Dataset rows about figures
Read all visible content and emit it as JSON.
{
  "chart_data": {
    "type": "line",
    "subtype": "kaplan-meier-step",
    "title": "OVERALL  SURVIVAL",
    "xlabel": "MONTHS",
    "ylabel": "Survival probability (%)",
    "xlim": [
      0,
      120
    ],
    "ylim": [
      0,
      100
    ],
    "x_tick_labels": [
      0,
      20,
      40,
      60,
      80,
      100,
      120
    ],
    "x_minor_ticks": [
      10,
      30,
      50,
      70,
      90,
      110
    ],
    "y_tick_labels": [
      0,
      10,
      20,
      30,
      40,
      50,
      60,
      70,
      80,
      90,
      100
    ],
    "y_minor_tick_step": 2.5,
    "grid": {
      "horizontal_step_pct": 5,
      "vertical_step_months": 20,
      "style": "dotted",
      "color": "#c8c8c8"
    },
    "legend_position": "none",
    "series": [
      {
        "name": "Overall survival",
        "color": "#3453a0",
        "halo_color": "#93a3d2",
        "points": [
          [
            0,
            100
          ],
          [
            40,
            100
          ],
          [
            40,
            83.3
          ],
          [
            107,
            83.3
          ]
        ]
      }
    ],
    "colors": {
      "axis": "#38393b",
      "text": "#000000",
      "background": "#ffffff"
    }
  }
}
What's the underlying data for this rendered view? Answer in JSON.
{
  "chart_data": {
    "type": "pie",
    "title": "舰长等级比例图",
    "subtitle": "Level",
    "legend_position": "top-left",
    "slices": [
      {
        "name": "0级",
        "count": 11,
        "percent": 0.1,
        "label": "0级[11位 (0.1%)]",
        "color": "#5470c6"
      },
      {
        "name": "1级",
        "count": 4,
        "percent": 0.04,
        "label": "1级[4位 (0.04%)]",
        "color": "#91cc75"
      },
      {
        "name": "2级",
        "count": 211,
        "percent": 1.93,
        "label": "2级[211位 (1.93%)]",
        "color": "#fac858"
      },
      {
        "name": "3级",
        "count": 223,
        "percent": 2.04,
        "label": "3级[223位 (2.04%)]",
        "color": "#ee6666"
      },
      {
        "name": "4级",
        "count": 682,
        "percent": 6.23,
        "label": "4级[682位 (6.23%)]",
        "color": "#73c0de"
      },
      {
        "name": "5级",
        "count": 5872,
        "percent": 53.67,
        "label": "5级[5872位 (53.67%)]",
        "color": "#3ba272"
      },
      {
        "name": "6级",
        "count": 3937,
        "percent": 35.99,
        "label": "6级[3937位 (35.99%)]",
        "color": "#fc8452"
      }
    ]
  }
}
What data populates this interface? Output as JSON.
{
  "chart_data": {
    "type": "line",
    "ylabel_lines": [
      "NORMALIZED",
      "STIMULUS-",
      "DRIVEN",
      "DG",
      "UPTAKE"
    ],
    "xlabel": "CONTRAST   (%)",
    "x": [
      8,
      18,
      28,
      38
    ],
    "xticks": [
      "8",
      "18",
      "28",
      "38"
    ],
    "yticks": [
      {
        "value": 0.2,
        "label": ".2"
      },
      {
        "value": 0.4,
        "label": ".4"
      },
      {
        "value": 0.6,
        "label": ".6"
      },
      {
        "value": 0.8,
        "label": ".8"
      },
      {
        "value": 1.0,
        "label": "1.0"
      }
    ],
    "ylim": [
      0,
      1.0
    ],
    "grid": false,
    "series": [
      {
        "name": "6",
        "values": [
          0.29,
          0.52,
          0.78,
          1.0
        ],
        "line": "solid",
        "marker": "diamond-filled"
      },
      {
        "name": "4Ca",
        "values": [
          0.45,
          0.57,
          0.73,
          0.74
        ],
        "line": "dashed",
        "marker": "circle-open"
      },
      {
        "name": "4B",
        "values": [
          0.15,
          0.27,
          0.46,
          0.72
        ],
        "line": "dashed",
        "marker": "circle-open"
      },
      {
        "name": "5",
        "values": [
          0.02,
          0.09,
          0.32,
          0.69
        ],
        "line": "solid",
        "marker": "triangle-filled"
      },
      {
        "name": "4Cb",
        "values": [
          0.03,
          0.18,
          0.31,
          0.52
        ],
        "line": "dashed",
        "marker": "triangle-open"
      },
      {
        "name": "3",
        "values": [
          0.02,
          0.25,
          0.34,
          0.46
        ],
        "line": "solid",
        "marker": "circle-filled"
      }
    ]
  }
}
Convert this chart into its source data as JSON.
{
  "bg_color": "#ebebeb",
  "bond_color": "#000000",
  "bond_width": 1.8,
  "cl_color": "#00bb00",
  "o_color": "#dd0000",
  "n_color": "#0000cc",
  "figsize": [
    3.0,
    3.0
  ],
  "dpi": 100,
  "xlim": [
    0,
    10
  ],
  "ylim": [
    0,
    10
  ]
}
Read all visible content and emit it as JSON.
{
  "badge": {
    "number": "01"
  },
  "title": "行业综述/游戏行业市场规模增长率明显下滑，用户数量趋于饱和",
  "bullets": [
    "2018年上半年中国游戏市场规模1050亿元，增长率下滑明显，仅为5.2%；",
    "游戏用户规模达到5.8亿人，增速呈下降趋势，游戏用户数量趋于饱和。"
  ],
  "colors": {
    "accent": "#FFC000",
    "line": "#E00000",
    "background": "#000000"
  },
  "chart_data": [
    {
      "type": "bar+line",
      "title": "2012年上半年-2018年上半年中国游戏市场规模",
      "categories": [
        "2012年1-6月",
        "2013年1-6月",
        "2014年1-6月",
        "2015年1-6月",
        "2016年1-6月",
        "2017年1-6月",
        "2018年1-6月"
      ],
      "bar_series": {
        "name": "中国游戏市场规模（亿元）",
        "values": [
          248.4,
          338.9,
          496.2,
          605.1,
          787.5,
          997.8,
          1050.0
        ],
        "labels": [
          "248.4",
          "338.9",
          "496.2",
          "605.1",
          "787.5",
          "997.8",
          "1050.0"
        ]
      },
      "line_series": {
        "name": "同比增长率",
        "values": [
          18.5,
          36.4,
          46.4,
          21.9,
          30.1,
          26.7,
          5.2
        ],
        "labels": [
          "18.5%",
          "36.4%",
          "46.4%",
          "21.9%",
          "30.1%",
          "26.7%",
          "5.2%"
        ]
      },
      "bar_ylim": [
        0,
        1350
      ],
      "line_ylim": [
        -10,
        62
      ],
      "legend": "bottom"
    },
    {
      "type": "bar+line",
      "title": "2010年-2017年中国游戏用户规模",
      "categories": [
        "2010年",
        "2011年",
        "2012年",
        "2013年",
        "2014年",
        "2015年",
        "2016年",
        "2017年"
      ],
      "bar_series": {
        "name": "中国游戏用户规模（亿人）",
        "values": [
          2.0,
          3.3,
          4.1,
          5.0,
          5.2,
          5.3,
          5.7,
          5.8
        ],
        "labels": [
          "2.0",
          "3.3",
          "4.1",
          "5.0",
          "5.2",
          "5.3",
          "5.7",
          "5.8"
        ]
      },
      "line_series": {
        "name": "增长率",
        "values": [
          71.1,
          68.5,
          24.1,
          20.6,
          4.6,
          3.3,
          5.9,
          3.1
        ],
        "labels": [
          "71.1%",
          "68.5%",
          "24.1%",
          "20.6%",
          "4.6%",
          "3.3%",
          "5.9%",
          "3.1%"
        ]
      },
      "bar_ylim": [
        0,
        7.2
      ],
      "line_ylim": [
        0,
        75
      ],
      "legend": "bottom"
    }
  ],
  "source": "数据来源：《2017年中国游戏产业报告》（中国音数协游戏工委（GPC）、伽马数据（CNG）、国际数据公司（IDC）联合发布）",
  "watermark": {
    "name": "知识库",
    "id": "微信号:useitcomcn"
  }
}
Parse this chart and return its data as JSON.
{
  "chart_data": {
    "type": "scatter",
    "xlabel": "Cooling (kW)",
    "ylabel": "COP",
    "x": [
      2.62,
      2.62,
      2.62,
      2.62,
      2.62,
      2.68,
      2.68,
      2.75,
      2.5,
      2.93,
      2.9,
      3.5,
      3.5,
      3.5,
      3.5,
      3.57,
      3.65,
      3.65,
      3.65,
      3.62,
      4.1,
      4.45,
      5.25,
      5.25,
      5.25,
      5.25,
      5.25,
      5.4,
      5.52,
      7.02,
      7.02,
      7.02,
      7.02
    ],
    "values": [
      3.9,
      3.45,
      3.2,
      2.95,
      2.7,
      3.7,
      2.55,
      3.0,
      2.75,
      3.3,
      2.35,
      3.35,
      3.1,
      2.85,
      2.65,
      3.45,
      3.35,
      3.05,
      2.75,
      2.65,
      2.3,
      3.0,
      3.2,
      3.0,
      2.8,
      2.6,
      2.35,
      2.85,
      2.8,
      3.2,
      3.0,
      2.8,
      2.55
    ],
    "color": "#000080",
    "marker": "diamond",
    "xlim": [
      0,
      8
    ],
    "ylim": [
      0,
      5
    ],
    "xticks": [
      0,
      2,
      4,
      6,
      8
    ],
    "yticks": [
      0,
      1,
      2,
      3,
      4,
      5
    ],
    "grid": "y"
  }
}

Exercise brief
Find every line that includes the string "xlabel". Report how many there are and nothing else.

Output for this exercise
3